**REQUEST**
Take the listing and print it in full, exactly as given.

+ + + + + + +

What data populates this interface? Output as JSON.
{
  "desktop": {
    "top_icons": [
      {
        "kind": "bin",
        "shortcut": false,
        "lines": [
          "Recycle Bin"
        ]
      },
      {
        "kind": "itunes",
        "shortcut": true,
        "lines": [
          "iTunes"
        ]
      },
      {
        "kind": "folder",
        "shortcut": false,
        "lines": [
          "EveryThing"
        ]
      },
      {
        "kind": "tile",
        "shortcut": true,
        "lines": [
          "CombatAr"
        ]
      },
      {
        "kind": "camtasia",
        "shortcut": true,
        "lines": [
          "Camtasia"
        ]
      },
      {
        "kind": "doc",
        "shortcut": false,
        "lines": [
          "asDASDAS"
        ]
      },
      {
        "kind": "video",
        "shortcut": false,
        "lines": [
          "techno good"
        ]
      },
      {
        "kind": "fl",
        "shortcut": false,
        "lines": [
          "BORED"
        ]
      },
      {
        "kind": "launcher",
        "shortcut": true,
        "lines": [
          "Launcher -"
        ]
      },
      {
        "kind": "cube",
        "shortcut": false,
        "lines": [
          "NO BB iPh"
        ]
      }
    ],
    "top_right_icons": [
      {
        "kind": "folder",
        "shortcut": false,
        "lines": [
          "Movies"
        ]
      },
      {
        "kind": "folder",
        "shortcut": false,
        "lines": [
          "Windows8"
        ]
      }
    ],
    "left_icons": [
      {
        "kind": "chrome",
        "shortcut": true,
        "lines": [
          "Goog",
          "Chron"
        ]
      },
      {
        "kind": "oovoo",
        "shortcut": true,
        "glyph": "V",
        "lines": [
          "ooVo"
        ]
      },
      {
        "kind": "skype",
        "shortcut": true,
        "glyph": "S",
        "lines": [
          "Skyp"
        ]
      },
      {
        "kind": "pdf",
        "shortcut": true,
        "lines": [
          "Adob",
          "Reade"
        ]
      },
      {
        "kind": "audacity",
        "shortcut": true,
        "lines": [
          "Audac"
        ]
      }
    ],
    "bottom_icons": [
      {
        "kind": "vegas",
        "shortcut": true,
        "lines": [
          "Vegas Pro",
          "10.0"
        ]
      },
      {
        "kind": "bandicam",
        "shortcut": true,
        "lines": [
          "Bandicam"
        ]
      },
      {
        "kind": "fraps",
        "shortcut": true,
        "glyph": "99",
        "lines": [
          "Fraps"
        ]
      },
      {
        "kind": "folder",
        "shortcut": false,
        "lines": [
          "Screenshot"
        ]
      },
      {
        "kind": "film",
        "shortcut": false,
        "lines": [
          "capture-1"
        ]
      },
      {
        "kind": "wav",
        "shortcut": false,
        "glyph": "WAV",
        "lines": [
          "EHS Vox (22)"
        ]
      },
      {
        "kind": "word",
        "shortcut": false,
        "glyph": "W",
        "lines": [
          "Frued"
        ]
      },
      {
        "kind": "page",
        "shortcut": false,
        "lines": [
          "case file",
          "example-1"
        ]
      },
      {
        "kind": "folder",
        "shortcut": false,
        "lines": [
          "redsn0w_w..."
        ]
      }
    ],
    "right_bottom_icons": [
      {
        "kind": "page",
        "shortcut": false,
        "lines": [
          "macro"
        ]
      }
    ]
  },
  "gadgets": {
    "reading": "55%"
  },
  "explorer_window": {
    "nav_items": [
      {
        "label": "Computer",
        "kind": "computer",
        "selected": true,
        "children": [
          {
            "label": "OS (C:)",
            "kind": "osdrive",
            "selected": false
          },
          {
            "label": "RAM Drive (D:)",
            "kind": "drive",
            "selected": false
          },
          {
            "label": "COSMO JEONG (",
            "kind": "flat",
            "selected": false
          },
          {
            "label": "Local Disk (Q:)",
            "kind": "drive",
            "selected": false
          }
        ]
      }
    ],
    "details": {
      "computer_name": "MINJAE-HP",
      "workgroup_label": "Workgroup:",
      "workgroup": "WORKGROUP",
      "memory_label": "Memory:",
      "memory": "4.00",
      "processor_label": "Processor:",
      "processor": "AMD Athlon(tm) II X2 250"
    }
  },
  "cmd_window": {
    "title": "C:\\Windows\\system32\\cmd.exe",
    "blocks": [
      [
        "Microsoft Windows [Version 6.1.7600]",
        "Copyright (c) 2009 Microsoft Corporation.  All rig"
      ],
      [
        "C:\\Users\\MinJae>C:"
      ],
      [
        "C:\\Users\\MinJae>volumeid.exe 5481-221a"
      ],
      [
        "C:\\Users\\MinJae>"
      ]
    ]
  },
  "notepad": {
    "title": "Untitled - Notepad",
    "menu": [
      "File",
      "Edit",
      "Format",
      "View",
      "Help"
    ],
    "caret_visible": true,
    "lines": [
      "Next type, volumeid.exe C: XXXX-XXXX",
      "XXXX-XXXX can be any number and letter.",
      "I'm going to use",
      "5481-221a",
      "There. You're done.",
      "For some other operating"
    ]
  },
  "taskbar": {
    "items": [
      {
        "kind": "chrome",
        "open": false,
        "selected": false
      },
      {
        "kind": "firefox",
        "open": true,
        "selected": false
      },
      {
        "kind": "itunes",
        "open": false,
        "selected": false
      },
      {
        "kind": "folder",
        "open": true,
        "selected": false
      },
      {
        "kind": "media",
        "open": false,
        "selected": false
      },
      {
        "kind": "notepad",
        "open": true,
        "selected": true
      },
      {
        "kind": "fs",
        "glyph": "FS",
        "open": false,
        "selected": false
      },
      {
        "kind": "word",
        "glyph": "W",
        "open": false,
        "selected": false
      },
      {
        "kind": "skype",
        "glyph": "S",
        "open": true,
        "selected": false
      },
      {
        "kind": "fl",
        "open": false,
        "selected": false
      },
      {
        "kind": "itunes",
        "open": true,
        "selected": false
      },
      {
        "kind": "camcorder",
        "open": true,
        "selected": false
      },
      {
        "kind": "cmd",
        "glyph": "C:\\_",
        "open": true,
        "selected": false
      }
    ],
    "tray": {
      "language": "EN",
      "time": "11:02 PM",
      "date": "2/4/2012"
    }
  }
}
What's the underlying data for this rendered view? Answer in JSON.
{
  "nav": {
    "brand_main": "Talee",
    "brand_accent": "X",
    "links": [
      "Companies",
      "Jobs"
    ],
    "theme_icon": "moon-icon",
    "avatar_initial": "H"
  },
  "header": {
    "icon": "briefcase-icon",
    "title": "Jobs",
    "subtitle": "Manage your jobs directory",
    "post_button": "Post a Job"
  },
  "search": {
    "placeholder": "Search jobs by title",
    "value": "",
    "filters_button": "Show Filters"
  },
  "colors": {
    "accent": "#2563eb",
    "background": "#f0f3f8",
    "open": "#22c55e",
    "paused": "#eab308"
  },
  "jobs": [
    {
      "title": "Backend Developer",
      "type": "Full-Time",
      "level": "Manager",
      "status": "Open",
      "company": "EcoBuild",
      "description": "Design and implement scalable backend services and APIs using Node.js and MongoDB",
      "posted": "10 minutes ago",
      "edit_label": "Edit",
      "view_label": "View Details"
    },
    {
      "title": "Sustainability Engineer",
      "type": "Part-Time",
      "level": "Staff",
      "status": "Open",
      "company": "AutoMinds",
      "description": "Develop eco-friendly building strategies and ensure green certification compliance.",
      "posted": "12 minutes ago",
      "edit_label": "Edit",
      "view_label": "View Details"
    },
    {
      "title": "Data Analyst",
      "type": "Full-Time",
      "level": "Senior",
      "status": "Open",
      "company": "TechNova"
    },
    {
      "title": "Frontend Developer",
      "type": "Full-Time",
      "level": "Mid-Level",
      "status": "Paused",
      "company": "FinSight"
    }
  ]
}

+ + + + + + +

**FINISHED TASK**
What data populates this interface? Output as JSON.
{
  "desktop": {
    "top_icons": [
      {
        "kind": "bin",
        "shortcut": false,
        "lines": [
          "Recycle Bin"
        ]
      },
      {
        "kind": "itunes",
        "shortcut": true,
        "lines": [
          "iTunes"
        ]
      },
      {
        "kind": "folder",
        "shortcut": false,
        "lines": [
          "EveryThing"
        ]
      },
      {
        "kind": "tile",
        "shortcut": true,
        "lines": [
          "CombatAr"
        ]
      },
      {
        "kind": "camtasia",
        "shortcut": true,
        "lines": [
          "Camtasia"
        ]
      },
      {
        "kind": "doc",
        "shortcut": false,
        "lines": [
          "asDASDAS"
        ]
      },
      {
        "kind": "video",
        "shortcut": false,
        "lines": [
          "techno good"
        ]
      },
      {
        "kind": "fl",
        "shortcut": false,
        "lines": [
          "BORED"
        ]
      },
      {
        "kind": "launcher",
        "shortcut": true,
        "lines": [
          "Launcher -"
        ]
      },
      {
        "kind": "cube",
        "shortcut": false,
        "lines": [
          "NO BB iPh"
        ]
      }
    ],
    "top_right_icons": [
      {
        "kind": "folder",
        "shortcut": false,
        "lines": [
          "Movies"
        ]
      },
      {
        "kind": "folder",
        "shortcut": false,
        "lines": [
          "Windows8"
        ]
      }
    ],
    "left_icons": [
      {
        "kind": "chrome",
        "shortcut": true,
        "lines": [
          "Goog",
          "Chron"
        ]
      },
      {
        "kind": "oovoo",
        "shortcut": true,
        "glyph": "V",
        "lines": [
          "ooVo"
        ]
      },
      {
        "kind": "skype",
        "shortcut": true,
        "glyph": "S",
        "lines": [
          "Skyp"
        ]
      },
      {
        "kind": "pdf",
        "shortcut": true,
        "lines": [
          "Adob",
          "Reade"
        ]
      },
      {
        "kind": "audacity",
        "shortcut": true,
        "lines": [
          "Audac"
        ]
      }
    ],
    "bottom_icons": [
      {
        "kind": "vegas",
        "shortcut": true,
        "lines": [
          "Vegas Pro",
          "10.0"
        ]
      },
      {
        "kind": "bandicam",
        "shortcut": true,
        "lines": [
          "Bandicam"
        ]
      },
      {
        "kind": "fraps",
        "shortcut": true,
        "glyph": "99",
        "lines": [
          "Fraps"
        ]
      },
      {
        "kind": "folder",
        "shortcut": false,
        "lines": [
          "Screenshot"
        ]
      },
      {
        "kind": "film",
        "shortcut": false,
        "lines": [
          "capture-1"
        ]
      },
      {
        "kind": "wav",
        "shortcut": false,
        "glyph": "WAV",
        "lines": [
          "EHS Vox (22)"
        ]
      },
      {
        "kind": "word",
        "shortcut": false,
        "glyph": "W",
        "lines": [
          "Frued"
        ]
      },
      {
        "kind": "page",
        "shortcut": false,
        "lines": [
          "case file",
          "example-1"
        ]
      },
      {
        "kind": "folder",
        "shortcut": false,
        "lines": [
          "redsn0w_w..."
        ]
      }
    ],
    "right_bottom_icons": [
      {
        "kind": "page",
        "shortcut": false,
        "lines": [
          "macro"
        ]
      }
    ]
  },
  "gadgets": {
    "reading": "55%"
  },
  "explorer_window": {
    "nav_items": [
      {
        "label": "Computer",
        "kind": "computer",
        "selected": true,
        "children": [
          {
            "label": "OS (C:)",
            "kind": "osdrive",
            "selected": false
          },
          {
            "label": "RAM Drive (D:)",
            "kind": "drive",
            "selected": false
          },
          {
            "label": "COSMO JEONG (",
            "kind": "flat",
            "selected": false
          },
          {
            "label": "Local Disk (Q:)",
            "kind": "drive",
            "selected": false
          }
        ]
      }
    ],
    "details": {
      "computer_name": "MINJAE-HP",
      "workgroup_label": "Workgroup:",
      "workgroup": "WORKGROUP",
      "memory_label": "Memory:",
      "memory": "4.00",
      "processor_label": "Processor:",
      "processor": "AMD Athlon(tm) II X2 250"
    }
  },
  "cmd_window": {
    "title": "C:\\Windows\\system32\\cmd.exe",
    "blocks": [
      [
        "Microsoft Windows [Version 6.1.7600]",
        "Copyright (c) 2009 Microsoft Corporation.  All rig"
      ],
      [
        "C:\\Users\\MinJae>C:"
      ],
      [
        "C:\\Users\\MinJae>volumeid.exe 5481-221a"
      ],
      [
        "C:\\Users\\MinJae>"
      ]
    ]
  },
  "notepad": {
    "title": "Untitled - Notepad",
    "menu": [
      "File",
      "Edit",
      "Format",
      "View",
      "Help"
    ],
    "caret_visible": true,
    "lines": [
      "Next type, volumeid.exe C: XXXX-XXXX",
      "XXXX-XXXX can be any number and letter.",
      "I'm going to use",
      "5481-221a",
      "There. You're done.",
      "For some other operating"
    ]
  },
  "taskbar": {
    "items": [
      {
        "kind": "chrome",
        "open": false,
        "selected": false
      },
      {
        "kind": "firefox",
        "open": true,
        "selected": false
      },
      {
        "kind": "itunes",
        "open": false,
        "selected": false
      },
      {
        "kind": "folder",
        "open": true,
        "selected": false
      },
      {
        "kind": "media",
        "open": false,
        "selected": false
      },
      {
        "kind": "notepad",
        "open": true,
        "selected": true
      },
      {
        "kind": "fs",
        "glyph": "FS",
        "open": false,
        "selected": false
      },
      {
        "kind": "word",
        "glyph": "W",
        "open": false,
        "selected": false
      },
      {
        "kind": "skype",
        "glyph": "S",
        "open": true,
        "selected": false
      },
      {
        "kind": "fl",
        "open": false,
        "selected": false
      },
      {
        "kind": "itunes",
        "open": true,
        "selected": false
      },
      {
        "kind": "camcorder",
        "open": true,
        "selected": false
      },
      {
        "kind": "cmd",
        "glyph": "C:\\_",
        "open": true,
        "selected": false
      }
    ],
    "tray": {
      "language": "EN",
      "time": "11:02 PM",
      "date": "2/4/2012"
    }
  }
}
What's the underlying data for this rendered view? Answer in JSON.
{
  "nav": {
    "brand_main": "Talee",
    "brand_accent": "X",
    "links": [
      "Companies",
      "Jobs"
    ],
    "theme_icon": "moon-icon",
    "avatar_initial": "H"
  },
  "header": {
    "icon": "briefcase-icon",
    "title": "Jobs",
    "subtitle": "Manage your jobs directory",
    "post_button": "Post a Job"
  },
  "search": {
    "placeholder": "Search jobs by title",
    "value": "",
    "filters_button": "Show Filters"
  },
  "colors": {
    "accent": "#2563eb",
    "background": "#f0f3f8",
    "open": "#22c55e",
    "paused": "#eab308"
  },
  "jobs": [
    {
      "title": "Backend Developer",
      "type": "Full-Time",
      "level": "Manager",
      "status": "Open",
      "company": "EcoBuild",
      "description": "Design and implement scalable backend services and APIs using Node.js and MongoDB",
      "posted": "10 minutes ago",
      "edit_label": "Edit",
      "view_label": "View Details"
    },
    {
      "title": "Sustainability Engineer",
      "type": "Part-Time",
      "level": "Staff",
      "status": "Open",
      "company": "AutoMinds",
      "description": "Develop eco-friendly building strategies and ensure green certification compliance.",
      "posted": "12 minutes ago",
      "edit_label": "Edit",
      "view_label": "View Details"
    },
    {
      "title": "Data Analyst",
      "type": "Full-Time",
      "level": "Senior",
      "status": "Open",
      "company": "TechNova"
    },
    {
      "title": "Frontend Developer",
      "type": "Full-Time",
      "level": "Mid-Level",
      "status": "Paused",
      "company": "FinSight"
    }
  ]
}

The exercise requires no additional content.